> Data entries:

— Begin —

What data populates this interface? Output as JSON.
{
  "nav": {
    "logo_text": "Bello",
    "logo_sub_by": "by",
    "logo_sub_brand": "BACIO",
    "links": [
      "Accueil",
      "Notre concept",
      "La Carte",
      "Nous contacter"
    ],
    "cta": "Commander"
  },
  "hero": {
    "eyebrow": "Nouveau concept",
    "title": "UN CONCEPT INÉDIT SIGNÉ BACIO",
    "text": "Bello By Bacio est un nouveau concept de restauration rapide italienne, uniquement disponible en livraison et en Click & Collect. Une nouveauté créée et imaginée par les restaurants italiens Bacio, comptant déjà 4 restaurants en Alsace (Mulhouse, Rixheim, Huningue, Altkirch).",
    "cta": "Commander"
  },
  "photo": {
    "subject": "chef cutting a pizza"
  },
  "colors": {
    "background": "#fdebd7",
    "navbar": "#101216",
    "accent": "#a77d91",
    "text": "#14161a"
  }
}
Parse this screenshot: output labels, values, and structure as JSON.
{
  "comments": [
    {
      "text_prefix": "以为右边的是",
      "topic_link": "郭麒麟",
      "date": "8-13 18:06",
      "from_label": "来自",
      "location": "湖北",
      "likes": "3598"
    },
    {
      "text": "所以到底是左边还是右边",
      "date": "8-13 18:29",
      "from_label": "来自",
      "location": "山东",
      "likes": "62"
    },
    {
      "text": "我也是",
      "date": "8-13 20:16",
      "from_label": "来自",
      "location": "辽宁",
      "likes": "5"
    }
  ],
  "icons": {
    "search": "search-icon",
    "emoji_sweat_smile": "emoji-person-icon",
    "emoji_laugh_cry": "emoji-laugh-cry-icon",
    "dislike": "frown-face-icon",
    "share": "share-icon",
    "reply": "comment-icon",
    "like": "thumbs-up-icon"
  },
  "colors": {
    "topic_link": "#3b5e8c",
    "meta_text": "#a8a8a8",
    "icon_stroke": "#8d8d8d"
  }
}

— End —

> Directions for this task: Return every line above that contains the word "emoji".

> Task solution:
    "emoji_sweat_smile": "emoji-person-icon",
    "emoji_laugh_cry": "emoji-laugh-cry-icon",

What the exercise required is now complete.